+++ Extracted data

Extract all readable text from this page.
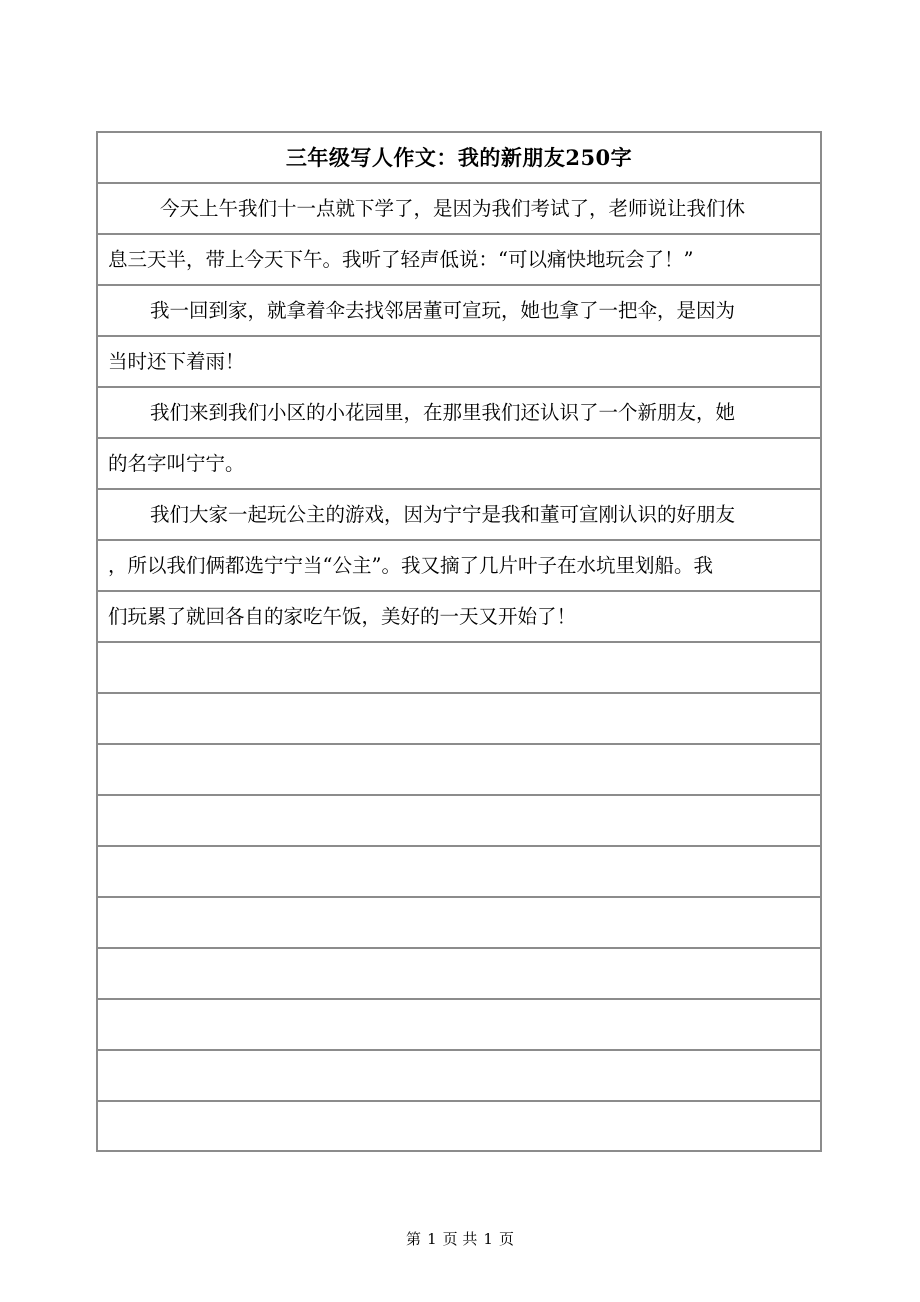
三年级写人作文：我的新朋友250字
今天上午我们十一点就下学了，是因为我们考试了，老师说让我们休
息三天半，带上今天下午。我听了轻声低说：“可以痛快地玩会了！”
我一回到家，就拿着伞去找邻居董可宣玩，她也拿了一把伞，是因为
当时还下着雨！
我们来到我们小区的小花园里，在那里我们还认识了一个新朋友，她
的名字叫宁宁。
我们大家一起玩公主的游戏，因为宁宁是我和董可宣刚认识的好朋友
，所以我们俩都选宁宁当“公主”。我又摘了几片叶子在水坑里划船。我
们玩累了就回各自的家吃午饭，美好的一天又开始了！
第 1 页 共 1 页
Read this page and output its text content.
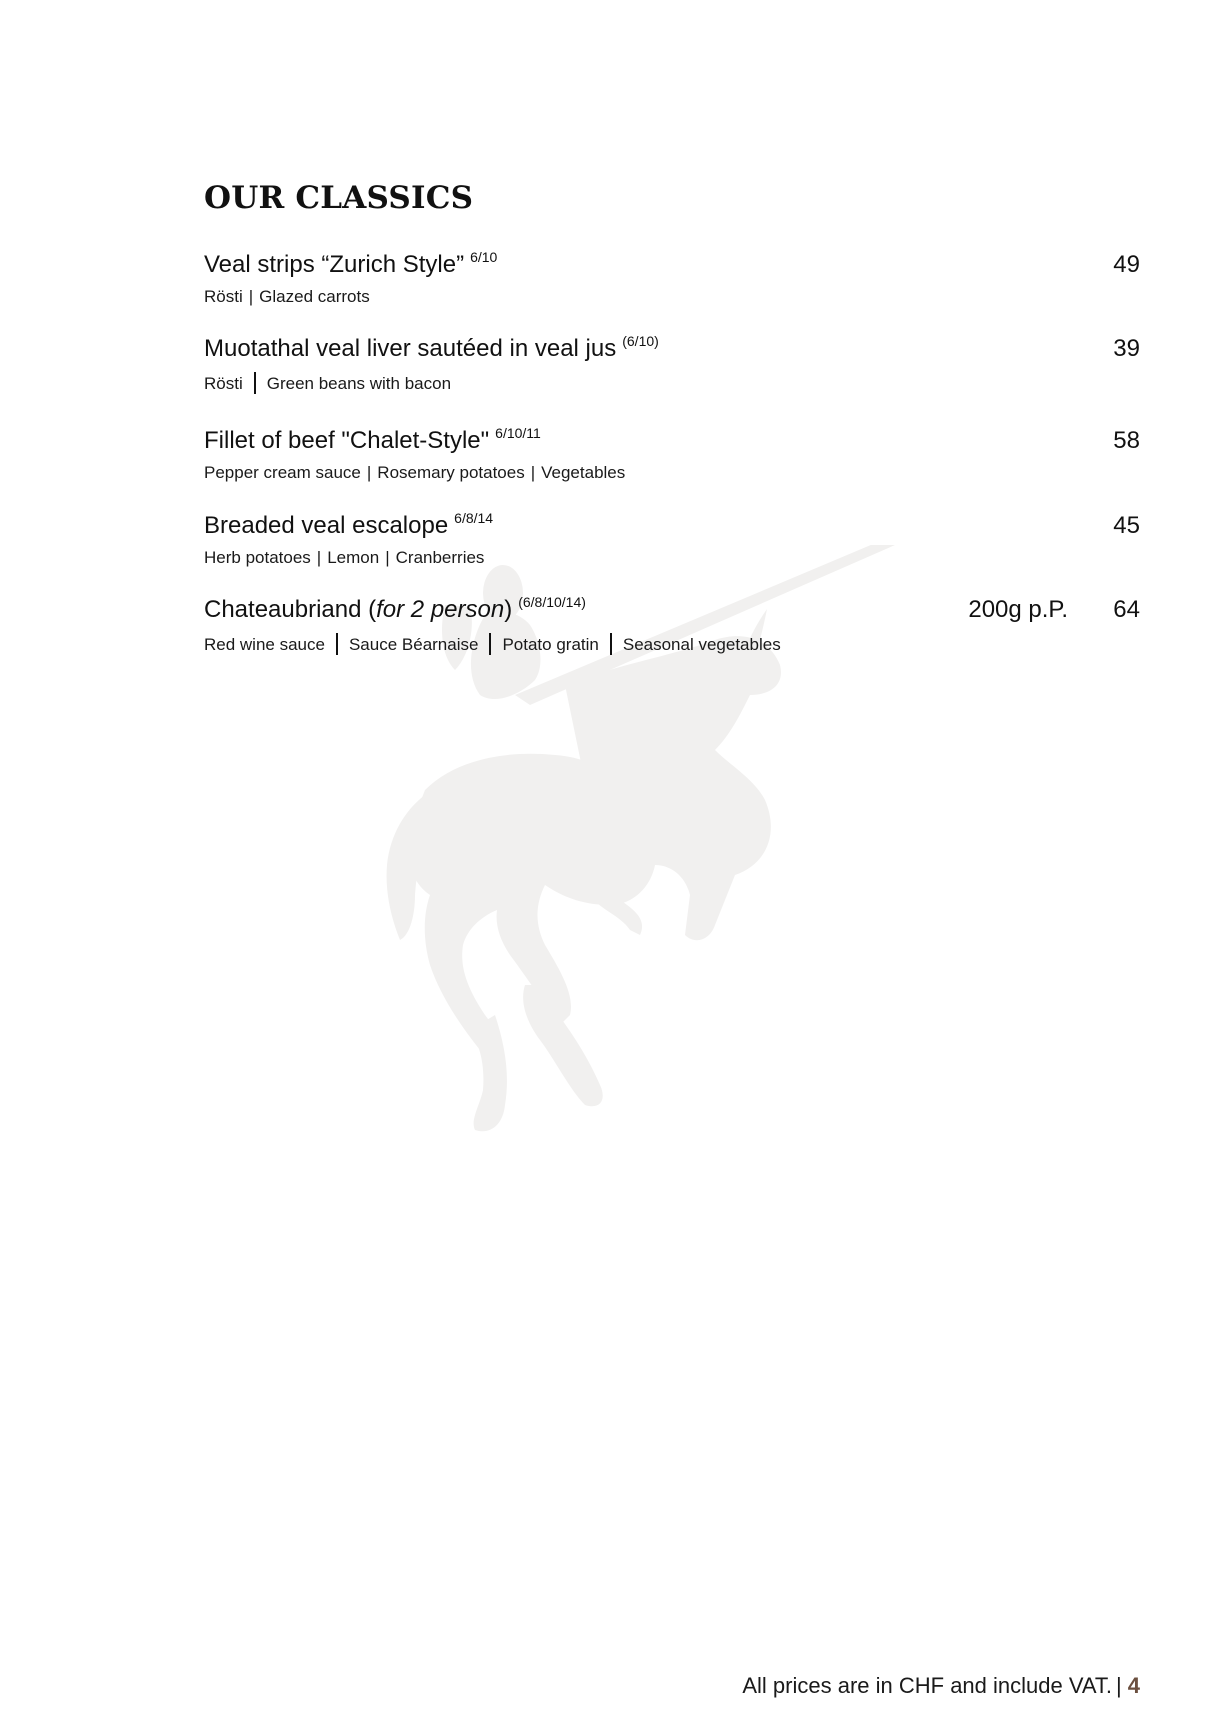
OUR CLASSICS
Veal strips “Zurich Style” $^{6/10}$	49
Rösti | Glazed carrots
Muotathal veal liver sautéed in veal jus $^{(6/10)}$	39
Rösti Green beans with bacon
Fillet of beef "Chalet-Style" $^{6/10/11}$	58
Pepper cream sauce | Rosemary potatoes | Vegetables
Breaded veal escalope $^{6/8/14}$	45
Herb potatoes | Lemon | Cranberries
Chateaubriand (for 2 person) $^{(6/8/10/14)}$	200g p.P. 64
Red wine sauce Sauce Béarnaise Potato gratin Seasonal vegetables
All prices are in CHF and include VAT. | 4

++++++

Problem to solve ▸ Pull out each line of the listing that holds the string "text".

Expected output ▸
Extract all readable text from this page.
Read this page and output its text content.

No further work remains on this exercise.